Extract →
★ ★ ★
D Day= April 21, 2015
Me: BS
Husband: WS
Married 40 years, together 41
Affair 5 year
The journey is my home.
hopefull77 ( member #43221) posted at 12:14 PM on Saturday, November 4th, 2017
Steady I know you have struggled so and I know you will find the peace you are longing for...
Prayers and peace sent your way...
me-BS him-WS
" I will not define myself by what went wrong yesterday when I can draw upon Life and Love right now."
Deejay523 ( member #54468) posted at 5:29 PM on Monday, November 6th, 2017
(Copy)Just my Thoughts. ..
You know what strikes me hard to the core about the whole thing is. ..Is that I was under an illusion of what we had of what we were ...he delusioned me severely into thinking what we had, what we were was so very much real and cherished on his part and that we were very much on the same page of how special our relationship between us and the sacredness of everything about it, we had and shared as one through every minute through every year through every memory made not only between us but family and friends too..
What strikes me is how blindly I trusted and had so much faith in thinking he was the safest and most protective person in my life and what we shared would never be shared with anyone ever! that was never a thought. ..or that anything or anyone would or could ever be allowed to come between us! !
What strikes me is that I wasn't only naive and blind to anything he had done but I was also blind and naive about anything about affairs and what they were about, I never in a million years fathomed an affair to be anything of this making .
★ ★ ★
Supplied information →
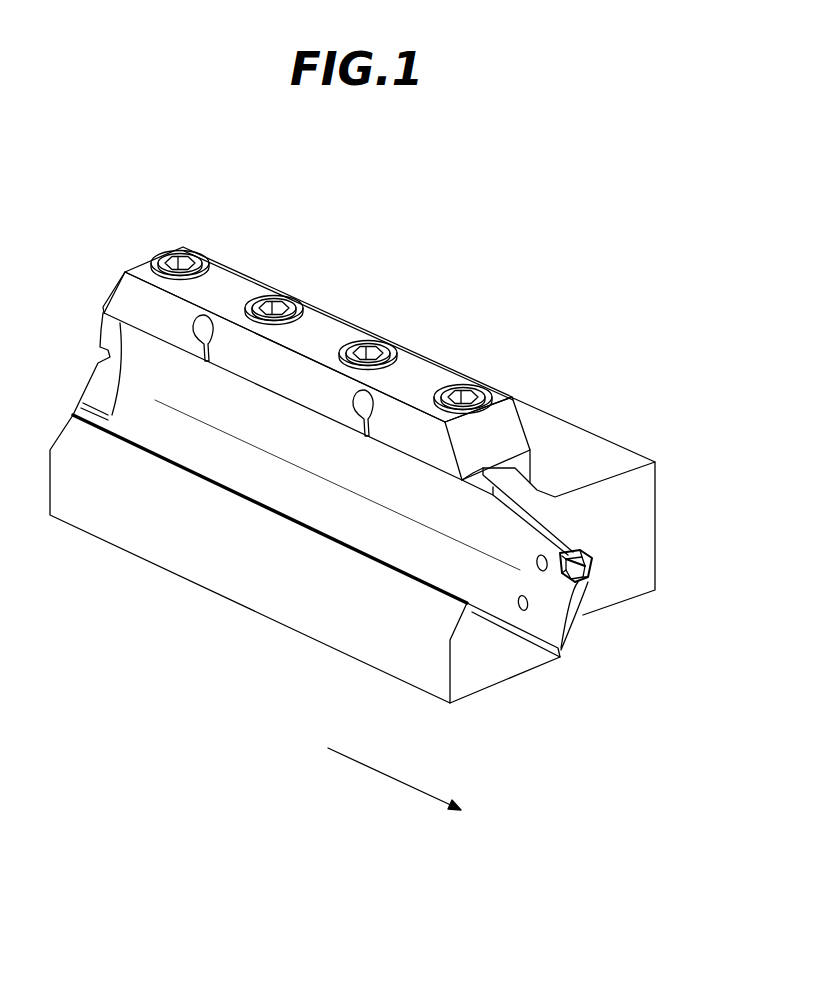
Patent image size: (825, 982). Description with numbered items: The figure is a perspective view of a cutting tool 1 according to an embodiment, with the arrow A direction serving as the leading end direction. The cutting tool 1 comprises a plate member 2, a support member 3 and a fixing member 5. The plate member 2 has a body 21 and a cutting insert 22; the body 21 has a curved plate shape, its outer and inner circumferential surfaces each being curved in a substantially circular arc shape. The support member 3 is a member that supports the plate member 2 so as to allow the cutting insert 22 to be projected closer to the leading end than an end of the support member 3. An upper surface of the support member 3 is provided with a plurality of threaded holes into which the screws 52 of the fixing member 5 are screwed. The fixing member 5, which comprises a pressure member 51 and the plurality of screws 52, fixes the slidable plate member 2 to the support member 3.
★ ★ ★
Instruction 1 →
Answer these about the forum thread:
(a) For how many years has the first poster been married?
(b) When did hopefull77 post?
(c) What is Deejay523's member number?
Instruction 2 → In the forum thread, what does Deejay523 say strikes hard to the core, and what reason does the post give for it? Answer in one to three sentences.
Instruction 3 → Please echo the forum thread from "me-BS him-WS" up to and including "and friends too..".
Base your answers on the forum thread alone, not on the listing.

Correct response 1 →
(a) 40 years
(b) At 12:14 PM on Saturday, November 4th, 2017
(c) #54468

Correct response 2 → Deejay523 says it is having been under an illusion about what the couple had and what they were. The post gives the reason: he severely deluded the poster into thinking their relationship was real and cherished on his part, and that they were on the same page about how special and sacred it was.

Correct response 3 →
me-BS him-WS
" I will not define myself by what went wrong yesterday when I can draw upon Life and Love right now."
Deejay523 ( member #54468) posted at 5:29 PM on Monday, November 6th, 2017
(Copy)Just my Thoughts. ..
You know what strikes me hard to the core about the whole thing is. ..Is that I was under an illusion of what we had of what we were ...he delusioned me severely into thinking what we had, what we were was so very much real and cherished on his part and that we were very much on the same page of how special our relationship between us and the sacredness of everything about it, we had and shared as one through every minute through every year through every memory made not only between us but family and friends too..